#### Information provided
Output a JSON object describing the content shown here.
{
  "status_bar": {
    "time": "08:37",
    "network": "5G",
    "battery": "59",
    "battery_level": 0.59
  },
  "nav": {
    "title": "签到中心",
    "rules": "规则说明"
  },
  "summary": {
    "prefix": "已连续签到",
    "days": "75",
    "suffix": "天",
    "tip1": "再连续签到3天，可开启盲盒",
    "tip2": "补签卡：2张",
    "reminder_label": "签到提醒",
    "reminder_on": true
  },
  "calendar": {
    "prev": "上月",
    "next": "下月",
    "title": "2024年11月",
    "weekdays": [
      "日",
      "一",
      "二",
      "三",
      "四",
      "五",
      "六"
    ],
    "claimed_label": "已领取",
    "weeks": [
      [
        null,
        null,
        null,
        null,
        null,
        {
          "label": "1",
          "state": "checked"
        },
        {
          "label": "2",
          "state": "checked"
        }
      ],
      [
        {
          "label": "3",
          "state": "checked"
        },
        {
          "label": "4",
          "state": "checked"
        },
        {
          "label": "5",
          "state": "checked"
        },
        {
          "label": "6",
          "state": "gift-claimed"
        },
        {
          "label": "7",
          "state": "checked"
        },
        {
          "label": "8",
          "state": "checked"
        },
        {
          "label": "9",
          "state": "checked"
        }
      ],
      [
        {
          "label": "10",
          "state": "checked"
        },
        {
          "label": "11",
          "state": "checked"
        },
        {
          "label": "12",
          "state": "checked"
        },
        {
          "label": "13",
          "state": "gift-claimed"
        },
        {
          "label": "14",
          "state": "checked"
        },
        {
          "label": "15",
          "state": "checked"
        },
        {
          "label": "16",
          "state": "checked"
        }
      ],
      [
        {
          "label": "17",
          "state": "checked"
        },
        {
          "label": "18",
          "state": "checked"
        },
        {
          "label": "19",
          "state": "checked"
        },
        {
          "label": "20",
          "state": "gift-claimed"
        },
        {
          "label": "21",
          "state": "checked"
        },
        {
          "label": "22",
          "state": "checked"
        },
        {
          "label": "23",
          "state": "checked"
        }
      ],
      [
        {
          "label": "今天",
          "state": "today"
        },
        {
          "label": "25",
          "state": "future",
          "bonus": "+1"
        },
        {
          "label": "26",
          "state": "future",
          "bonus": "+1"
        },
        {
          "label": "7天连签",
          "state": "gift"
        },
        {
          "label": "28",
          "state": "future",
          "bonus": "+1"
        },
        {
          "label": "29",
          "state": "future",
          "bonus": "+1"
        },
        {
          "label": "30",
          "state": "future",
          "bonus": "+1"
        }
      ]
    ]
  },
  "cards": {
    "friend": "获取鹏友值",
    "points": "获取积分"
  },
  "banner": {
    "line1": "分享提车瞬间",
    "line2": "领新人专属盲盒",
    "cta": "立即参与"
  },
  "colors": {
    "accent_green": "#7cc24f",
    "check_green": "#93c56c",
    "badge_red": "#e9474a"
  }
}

#### Direction
Copy all data exactly, start to finish.

#### Complete answer
Output a JSON object describing the content shown here.
{
  "status_bar": {
    "time": "08:37",
    "network": "5G",
    "battery": "59",
    "battery_level": 0.59
  },
  "nav": {
    "title": "签到中心",
    "rules": "规则说明"
  },
  "summary": {
    "prefix": "已连续签到",
    "days": "75",
    "suffix": "天",
    "tip1": "再连续签到3天，可开启盲盒",
    "tip2": "补签卡：2张",
    "reminder_label": "签到提醒",
    "reminder_on": true
  },
  "calendar": {
    "prev": "上月",
    "next": "下月",
    "title": "2024年11月",
    "weekdays": [
      "日",
      "一",
      "二",
      "三",
      "四",
      "五",
      "六"
    ],
    "claimed_label": "已领取",
    "weeks": [
      [
        null,
        null,
        null,
        null,
        null,
        {
          "label": "1",
          "state": "checked"
        },
        {
          "label": "2",
          "state": "checked"
        }
      ],
      [
        {
          "label": "3",
          "state": "checked"
        },
        {
          "label": "4",
          "state": "checked"
        },
        {
          "label": "5",
          "state": "checked"
        },
        {
          "label": "6",
          "state": "gift-claimed"
        },
        {
          "label": "7",
          "state": "checked"
        },
        {
          "label": "8",
          "state": "checked"
        },
        {
          "label": "9",
          "state": "checked"
        }
      ],
      [
        {
          "label": "10",
          "state": "checked"
        },
        {
          "label": "11",
          "state": "checked"
        },
        {
          "label": "12",
          "state": "checked"
        },
        {
          "label": "13",
          "state": "gift-claimed"
        },
        {
          "label": "14",
          "state": "checked"
        },
        {
          "label": "15",
          "state": "checked"
        },
        {
          "label": "16",
          "state": "checked"
        }
      ],
      [
        {
          "label": "17",
          "state": "checked"
        },
        {
          "label": "18",
          "state": "checked"
        },
        {
          "label": "19",
          "state": "checked"
        },
        {
          "label": "20",
          "state": "gift-claimed"
        },
        {
          "label": "21",
          "state": "checked"
        },
        {
          "label": "22",
          "state": "checked"
        },
        {
          "label": "23",
          "state": "checked"
        }
      ],
      [
        {
          "label": "今天",
          "state": "today"
        },
        {
          "label": "25",
          "state": "future",
          "bonus": "+1"
        },
        {
          "label": "26",
          "state": "future",
          "bonus": "+1"
        },
        {
          "label": "7天连签",
          "state": "gift"
        },
        {
          "label": "28",
          "state": "future",
          "bonus": "+1"
        },
        {
          "label": "29",
          "state": "future",
          "bonus": "+1"
        },
        {
          "label": "30",
          "state": "future",
          "bonus": "+1"
        }
      ]
    ]
  },
  "cards": {
    "friend": "获取鹏友值",
    "points": "获取积分"
  },
  "banner": {
    "line1": "分享提车瞬间",
    "line2": "领新人专属盲盒",
    "cta": "立即参与"
  },
  "colors": {
    "accent_green": "#7cc24f",
    "check_green": "#93c56c",
    "badge_red": "#e9474a"
  }
}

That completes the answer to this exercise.